## Exercise instructions
Reading the listing below, count the lines that contain the word "JSON" and give that count alone.

-- start Listing --

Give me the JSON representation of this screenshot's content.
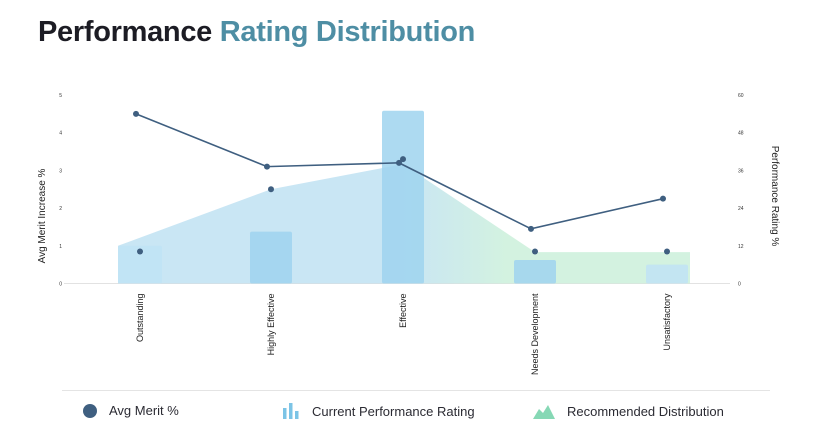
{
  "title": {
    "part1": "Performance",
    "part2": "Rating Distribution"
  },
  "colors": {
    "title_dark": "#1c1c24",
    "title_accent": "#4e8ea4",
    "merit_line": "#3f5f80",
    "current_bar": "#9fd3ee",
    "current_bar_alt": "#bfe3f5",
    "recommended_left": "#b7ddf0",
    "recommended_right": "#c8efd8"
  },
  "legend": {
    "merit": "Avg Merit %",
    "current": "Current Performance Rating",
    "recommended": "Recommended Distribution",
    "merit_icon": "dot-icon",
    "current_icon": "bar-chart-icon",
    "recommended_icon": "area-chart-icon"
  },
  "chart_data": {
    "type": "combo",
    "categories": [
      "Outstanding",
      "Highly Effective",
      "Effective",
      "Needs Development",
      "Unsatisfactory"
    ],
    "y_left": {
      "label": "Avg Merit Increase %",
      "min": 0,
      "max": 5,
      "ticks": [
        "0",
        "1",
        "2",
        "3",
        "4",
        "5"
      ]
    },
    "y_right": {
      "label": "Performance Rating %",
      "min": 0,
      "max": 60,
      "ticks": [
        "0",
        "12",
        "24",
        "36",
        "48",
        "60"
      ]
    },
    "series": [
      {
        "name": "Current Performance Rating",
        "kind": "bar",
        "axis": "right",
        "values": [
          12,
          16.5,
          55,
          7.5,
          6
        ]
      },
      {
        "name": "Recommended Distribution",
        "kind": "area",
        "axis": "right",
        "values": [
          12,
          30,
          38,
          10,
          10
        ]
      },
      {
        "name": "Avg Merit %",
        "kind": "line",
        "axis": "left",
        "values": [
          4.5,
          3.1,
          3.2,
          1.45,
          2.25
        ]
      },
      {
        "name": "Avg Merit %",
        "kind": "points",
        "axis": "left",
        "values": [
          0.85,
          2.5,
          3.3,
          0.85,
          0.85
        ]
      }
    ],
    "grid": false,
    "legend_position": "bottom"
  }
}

-- end Listing --
-- start Listing --

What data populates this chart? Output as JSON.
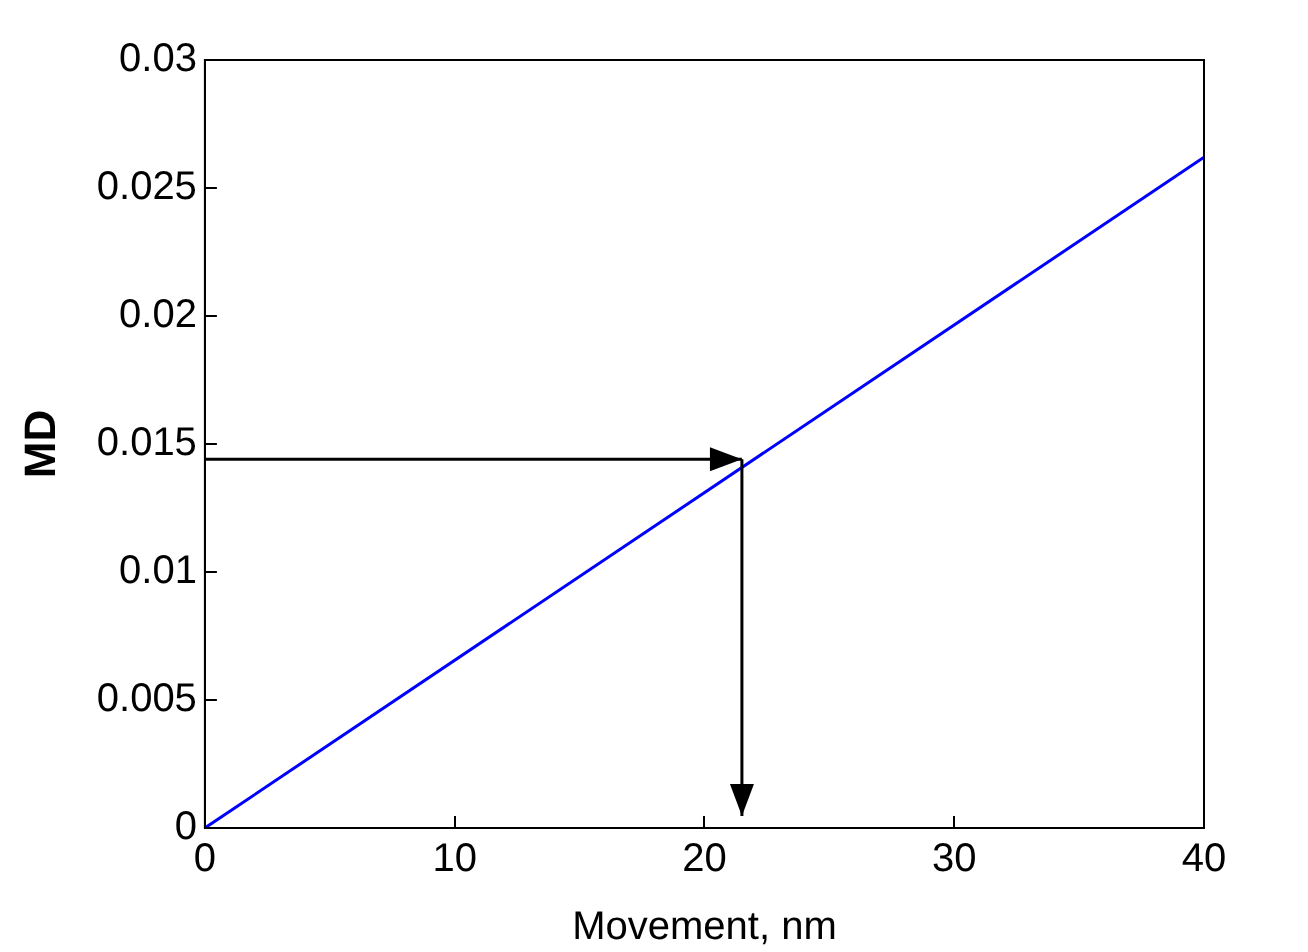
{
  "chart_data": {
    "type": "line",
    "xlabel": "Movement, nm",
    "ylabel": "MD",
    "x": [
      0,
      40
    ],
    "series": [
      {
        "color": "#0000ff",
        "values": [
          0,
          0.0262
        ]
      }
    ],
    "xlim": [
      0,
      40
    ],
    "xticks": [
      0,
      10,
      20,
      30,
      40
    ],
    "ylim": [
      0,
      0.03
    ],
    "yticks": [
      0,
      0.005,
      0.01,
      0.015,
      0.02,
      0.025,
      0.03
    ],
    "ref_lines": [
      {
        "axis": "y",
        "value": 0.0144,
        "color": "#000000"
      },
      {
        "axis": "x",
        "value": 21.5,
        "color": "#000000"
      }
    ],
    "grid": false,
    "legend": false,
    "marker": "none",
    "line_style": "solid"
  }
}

-- end Listing --

## Answer to the task
2